[EXERCISE DATA]
--- --- ---
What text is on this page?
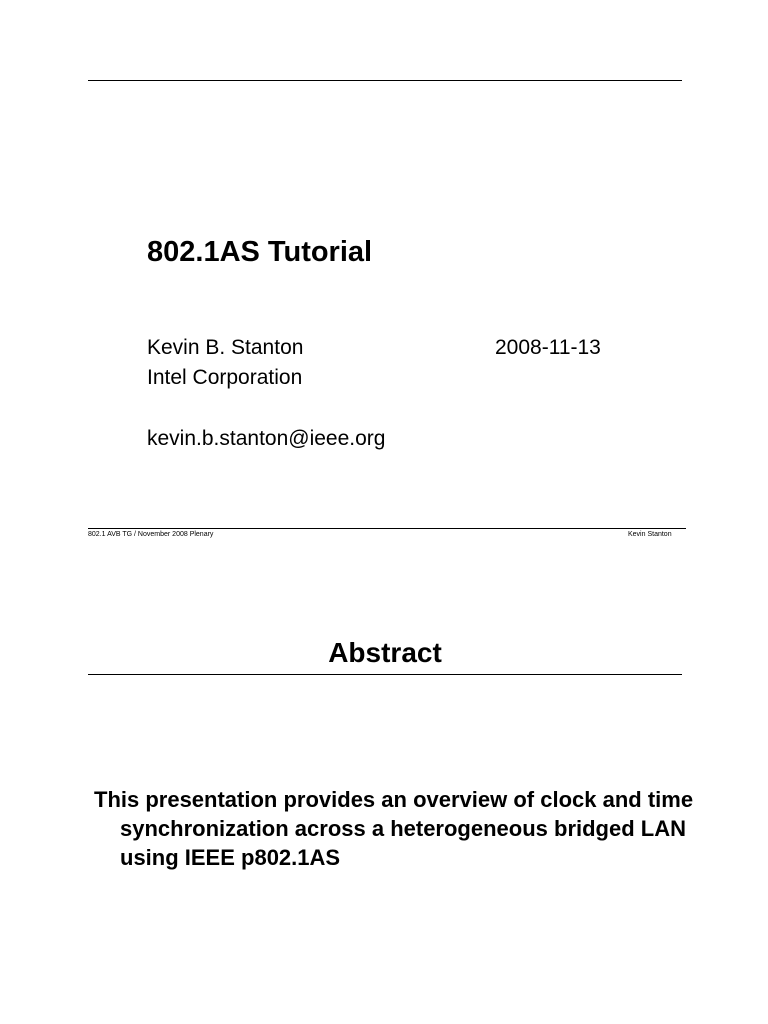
802.1AS Tutorial
Kevin B. Stanton	2008-11-13
Intel Corporation
kevin.b.stanton@ieee.org
802.1 AVB TG / November 2008 Plenary	Kevin Stanton
Abstract
This presentation provides an overview of clock and time synchronization across a heterogeneous bridged LAN using IEEE p802.1AS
--- --- ---
[PROBLEM]
Reproduce the listing word for word and omit its pictures.

[OUTPUT]
What text is on this page?
802.1AS Tutorial
Kevin B. Stanton	2008-11-13
Intel Corporation
kevin.b.stanton@ieee.org
802.1 AVB TG / November 2008 Plenary	Kevin Stanton
Abstract
This presentation provides an overview of clock and time synchronization across a heterogeneous bridged LAN using IEEE p802.1AS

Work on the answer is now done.